YOUR OBJECTIVE ->
Report how many lines below contain the word "image", and give only that number.

RECORDS TO USE ->
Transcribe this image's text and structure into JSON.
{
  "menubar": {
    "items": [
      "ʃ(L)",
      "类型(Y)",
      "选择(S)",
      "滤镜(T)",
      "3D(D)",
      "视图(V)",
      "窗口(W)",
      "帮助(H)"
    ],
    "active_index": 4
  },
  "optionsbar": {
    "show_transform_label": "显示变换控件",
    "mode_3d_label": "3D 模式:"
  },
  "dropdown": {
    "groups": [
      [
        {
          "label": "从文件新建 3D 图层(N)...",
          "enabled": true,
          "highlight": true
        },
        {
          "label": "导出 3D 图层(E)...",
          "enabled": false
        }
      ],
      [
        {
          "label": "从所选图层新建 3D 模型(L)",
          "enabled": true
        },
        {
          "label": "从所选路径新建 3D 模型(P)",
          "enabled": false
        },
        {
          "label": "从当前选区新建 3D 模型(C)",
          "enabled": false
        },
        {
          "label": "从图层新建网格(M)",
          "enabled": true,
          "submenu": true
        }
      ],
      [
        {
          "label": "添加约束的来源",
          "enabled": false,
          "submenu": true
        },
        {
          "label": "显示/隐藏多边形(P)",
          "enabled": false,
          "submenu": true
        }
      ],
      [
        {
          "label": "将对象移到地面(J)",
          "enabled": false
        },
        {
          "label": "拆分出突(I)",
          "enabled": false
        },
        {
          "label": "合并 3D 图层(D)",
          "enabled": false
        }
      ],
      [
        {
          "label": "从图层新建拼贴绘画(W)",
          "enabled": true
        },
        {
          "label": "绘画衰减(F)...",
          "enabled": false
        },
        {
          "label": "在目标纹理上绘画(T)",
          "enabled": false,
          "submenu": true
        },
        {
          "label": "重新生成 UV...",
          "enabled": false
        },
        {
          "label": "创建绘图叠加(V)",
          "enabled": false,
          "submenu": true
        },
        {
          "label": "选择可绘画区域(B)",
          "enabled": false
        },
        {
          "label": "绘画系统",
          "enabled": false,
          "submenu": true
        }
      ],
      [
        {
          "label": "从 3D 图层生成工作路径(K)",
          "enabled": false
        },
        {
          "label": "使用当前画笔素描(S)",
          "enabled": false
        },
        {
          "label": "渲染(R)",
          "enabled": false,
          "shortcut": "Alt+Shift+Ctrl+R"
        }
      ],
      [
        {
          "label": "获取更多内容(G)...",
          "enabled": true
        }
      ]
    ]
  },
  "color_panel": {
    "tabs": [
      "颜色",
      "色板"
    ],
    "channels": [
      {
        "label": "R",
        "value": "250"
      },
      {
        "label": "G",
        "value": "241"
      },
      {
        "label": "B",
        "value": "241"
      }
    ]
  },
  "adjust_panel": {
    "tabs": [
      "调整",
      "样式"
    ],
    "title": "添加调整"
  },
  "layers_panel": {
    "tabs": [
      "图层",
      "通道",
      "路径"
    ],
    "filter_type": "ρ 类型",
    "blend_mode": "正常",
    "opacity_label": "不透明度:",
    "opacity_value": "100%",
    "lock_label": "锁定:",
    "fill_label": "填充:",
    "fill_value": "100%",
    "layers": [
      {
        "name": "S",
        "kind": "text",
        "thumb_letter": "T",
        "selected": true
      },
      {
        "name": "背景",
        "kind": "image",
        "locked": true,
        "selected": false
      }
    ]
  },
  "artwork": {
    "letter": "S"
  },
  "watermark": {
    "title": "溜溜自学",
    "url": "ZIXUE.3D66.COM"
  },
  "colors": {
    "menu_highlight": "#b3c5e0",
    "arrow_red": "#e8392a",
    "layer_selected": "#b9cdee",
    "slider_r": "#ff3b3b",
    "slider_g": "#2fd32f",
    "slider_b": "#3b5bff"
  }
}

WRITTEN SOLUTION ->
2